What is needed | Select the lines that hold the word "Qatar" and copy each one.

Stored items from a collection |
>> BEGIN

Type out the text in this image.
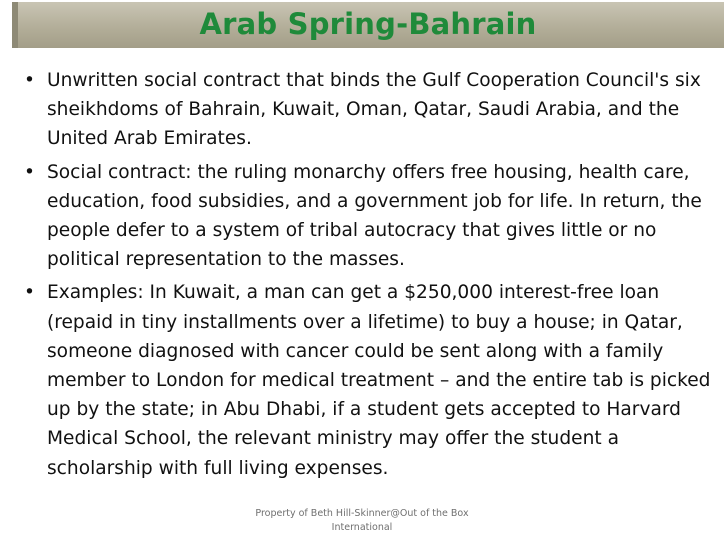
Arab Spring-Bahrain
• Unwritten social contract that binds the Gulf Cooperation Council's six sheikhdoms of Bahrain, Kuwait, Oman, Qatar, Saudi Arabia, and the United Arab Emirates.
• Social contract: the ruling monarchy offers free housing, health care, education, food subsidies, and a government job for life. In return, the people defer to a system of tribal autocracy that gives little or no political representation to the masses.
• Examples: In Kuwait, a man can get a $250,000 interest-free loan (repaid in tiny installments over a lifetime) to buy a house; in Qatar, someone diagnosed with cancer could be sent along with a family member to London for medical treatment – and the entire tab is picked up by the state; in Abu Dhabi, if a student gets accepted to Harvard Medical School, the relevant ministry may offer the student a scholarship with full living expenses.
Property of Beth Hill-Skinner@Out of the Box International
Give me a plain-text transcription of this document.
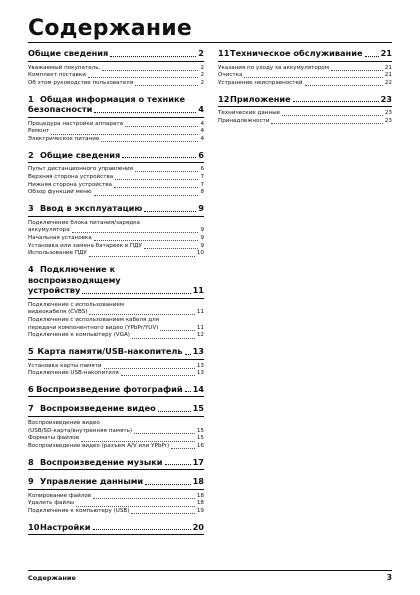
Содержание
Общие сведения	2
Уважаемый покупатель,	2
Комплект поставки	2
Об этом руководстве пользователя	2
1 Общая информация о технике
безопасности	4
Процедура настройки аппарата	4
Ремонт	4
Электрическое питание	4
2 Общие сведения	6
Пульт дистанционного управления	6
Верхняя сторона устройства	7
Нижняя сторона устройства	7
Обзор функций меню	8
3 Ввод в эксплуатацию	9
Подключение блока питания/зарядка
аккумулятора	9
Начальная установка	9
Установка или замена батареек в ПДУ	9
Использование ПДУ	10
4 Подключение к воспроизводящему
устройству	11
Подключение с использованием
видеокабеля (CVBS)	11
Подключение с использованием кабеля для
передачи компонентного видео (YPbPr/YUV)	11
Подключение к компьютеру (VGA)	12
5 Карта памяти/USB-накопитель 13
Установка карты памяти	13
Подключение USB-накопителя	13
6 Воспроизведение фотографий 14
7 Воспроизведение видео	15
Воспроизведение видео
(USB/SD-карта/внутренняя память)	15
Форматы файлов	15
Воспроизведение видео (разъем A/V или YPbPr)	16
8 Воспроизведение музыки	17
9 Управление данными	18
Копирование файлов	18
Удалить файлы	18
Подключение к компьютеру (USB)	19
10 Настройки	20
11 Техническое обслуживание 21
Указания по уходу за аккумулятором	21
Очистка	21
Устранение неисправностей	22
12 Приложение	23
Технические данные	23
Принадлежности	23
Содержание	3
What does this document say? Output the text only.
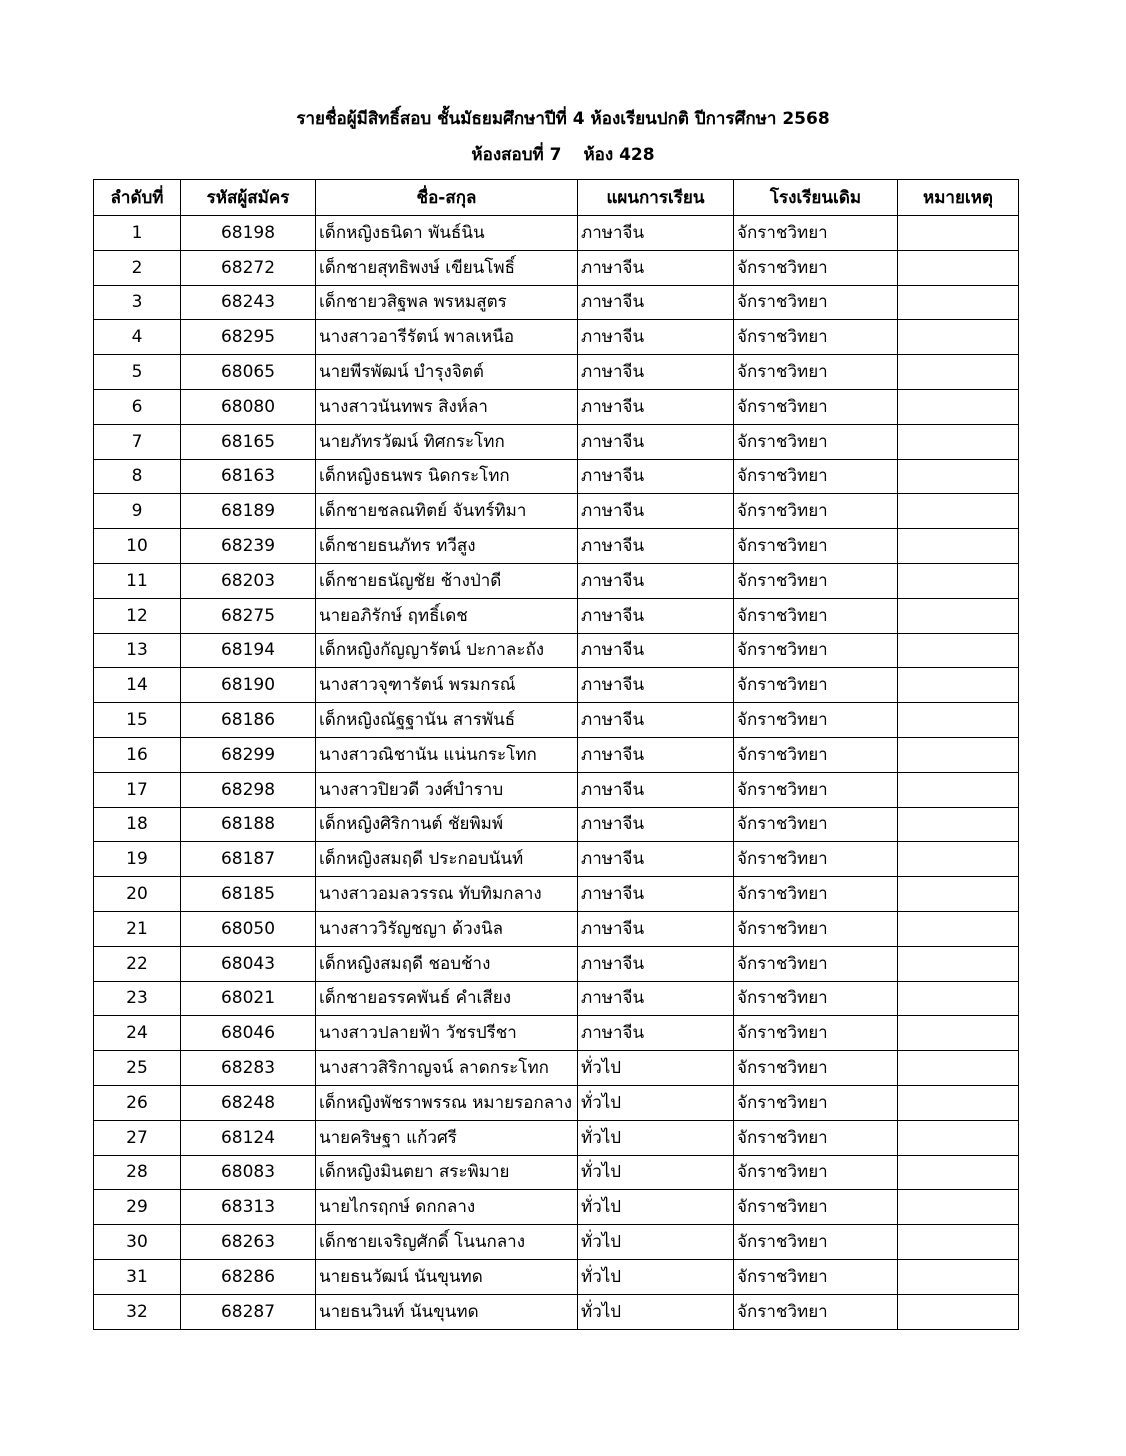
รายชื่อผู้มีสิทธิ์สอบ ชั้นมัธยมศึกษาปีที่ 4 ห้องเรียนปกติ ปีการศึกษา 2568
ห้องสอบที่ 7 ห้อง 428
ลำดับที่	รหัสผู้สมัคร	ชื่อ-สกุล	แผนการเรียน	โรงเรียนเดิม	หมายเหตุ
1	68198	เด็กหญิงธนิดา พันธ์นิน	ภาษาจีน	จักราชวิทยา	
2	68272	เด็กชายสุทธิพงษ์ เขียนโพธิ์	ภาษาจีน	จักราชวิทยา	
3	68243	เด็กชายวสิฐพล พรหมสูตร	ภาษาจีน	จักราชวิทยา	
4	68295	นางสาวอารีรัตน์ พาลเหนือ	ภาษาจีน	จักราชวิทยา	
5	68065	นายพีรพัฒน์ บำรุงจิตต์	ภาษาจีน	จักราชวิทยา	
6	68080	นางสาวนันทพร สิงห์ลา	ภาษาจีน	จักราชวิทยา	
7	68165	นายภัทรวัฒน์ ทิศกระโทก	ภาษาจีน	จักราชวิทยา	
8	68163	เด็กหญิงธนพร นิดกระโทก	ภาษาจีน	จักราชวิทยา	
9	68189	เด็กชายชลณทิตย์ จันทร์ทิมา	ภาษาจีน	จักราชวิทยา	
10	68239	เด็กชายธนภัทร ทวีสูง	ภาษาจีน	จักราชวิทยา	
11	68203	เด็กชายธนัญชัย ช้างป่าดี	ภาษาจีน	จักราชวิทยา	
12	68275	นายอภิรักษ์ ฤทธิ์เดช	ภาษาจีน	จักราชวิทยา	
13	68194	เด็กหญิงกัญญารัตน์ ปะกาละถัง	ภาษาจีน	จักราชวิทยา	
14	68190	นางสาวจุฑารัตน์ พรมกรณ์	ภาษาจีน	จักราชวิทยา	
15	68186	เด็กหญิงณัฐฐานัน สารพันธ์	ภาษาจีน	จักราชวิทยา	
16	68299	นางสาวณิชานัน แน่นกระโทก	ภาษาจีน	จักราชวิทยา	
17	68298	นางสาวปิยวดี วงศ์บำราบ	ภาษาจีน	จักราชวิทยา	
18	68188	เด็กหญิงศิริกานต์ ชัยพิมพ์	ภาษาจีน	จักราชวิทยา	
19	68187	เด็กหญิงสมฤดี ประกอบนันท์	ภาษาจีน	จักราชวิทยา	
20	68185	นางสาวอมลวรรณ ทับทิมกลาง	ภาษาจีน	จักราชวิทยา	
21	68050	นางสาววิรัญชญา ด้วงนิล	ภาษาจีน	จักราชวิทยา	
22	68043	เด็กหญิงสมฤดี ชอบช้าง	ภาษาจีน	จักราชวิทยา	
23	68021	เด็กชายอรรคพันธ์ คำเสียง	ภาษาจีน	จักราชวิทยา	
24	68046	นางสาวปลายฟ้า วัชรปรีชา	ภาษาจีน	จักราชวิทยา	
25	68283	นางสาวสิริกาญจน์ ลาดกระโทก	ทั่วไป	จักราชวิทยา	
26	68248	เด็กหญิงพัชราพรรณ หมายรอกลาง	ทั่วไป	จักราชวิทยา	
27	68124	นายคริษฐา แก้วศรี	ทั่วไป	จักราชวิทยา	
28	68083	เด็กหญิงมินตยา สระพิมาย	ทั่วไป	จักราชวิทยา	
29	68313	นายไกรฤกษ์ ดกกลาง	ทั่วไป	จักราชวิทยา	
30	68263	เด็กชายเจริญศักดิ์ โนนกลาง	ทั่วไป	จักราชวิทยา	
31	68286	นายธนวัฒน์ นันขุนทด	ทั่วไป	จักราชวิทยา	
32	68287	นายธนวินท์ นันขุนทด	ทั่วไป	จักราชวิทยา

>> END
>> BEGIN

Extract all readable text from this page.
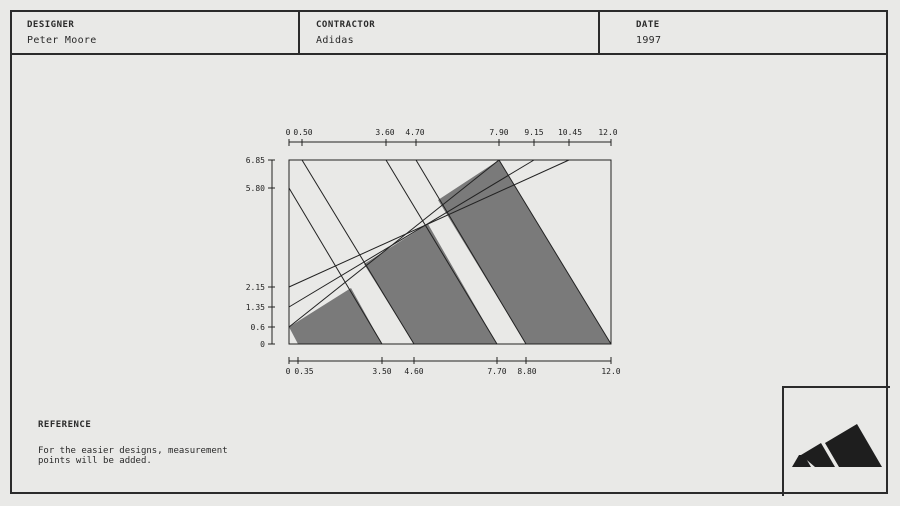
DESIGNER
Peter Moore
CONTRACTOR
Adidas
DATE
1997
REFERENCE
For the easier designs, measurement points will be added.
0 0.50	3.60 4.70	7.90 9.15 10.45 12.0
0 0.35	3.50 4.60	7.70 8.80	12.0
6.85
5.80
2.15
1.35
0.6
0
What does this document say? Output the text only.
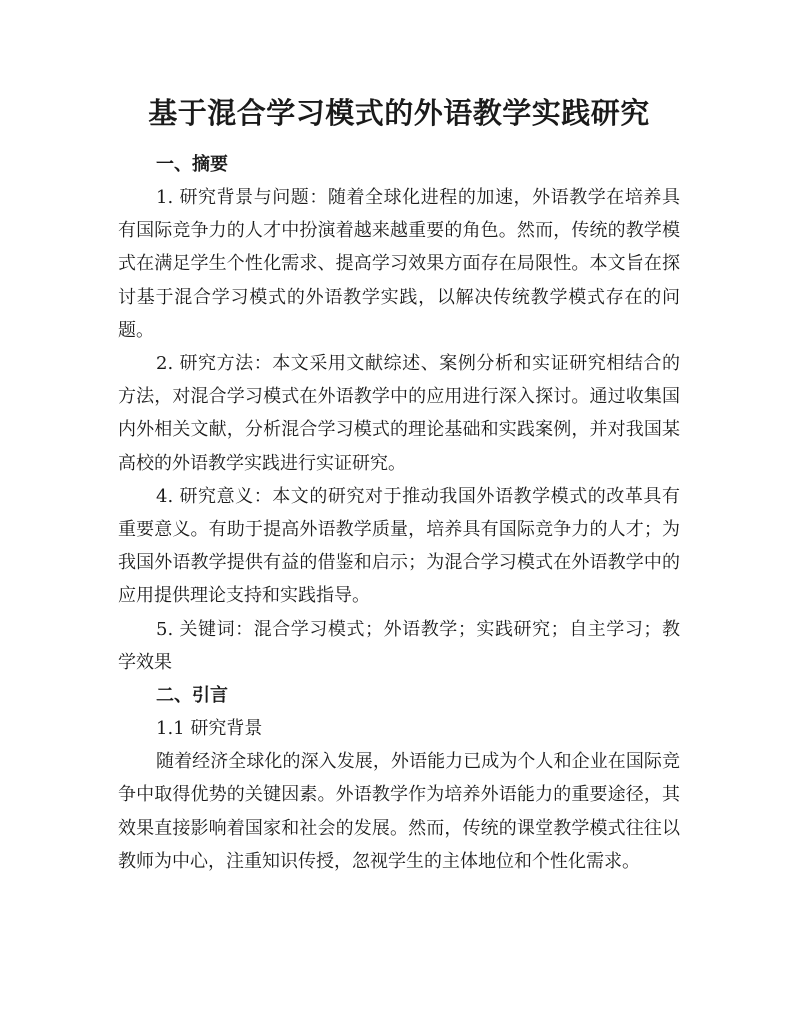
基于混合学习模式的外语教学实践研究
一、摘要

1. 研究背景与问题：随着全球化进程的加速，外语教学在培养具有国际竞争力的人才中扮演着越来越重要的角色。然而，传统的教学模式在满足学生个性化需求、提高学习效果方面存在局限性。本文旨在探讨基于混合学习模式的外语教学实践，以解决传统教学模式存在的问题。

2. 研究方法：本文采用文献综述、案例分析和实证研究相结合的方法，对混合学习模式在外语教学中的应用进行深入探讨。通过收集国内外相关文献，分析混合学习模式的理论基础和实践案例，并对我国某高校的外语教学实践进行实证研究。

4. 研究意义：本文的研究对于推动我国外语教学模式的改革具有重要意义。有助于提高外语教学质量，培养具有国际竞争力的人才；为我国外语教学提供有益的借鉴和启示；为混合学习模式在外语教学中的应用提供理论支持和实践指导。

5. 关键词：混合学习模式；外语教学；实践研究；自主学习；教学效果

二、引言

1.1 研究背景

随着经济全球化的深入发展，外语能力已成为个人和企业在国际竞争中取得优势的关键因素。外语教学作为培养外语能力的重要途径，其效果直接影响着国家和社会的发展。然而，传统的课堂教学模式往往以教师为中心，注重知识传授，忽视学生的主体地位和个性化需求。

>> END

Solution to the exercise |
• Unwritten social contract that binds the Gulf Cooperation Council's six sheikhdoms of Bahrain, Kuwait, Oman, Qatar, Saudi Arabia, and the United Arab Emirates.
• Examples: In Kuwait, a man can get a $250,000 interest-free loan (repaid in tiny installments over a lifetime) to buy a house; in Qatar, someone diagnosed with cancer could be sent along with a family member to London for medical treatment – and the entire tab is picked up by the state; in Abu Dhabi, if a student gets accepted to Harvard Medical School, the relevant ministry may offer the student a scholarship with full living expenses.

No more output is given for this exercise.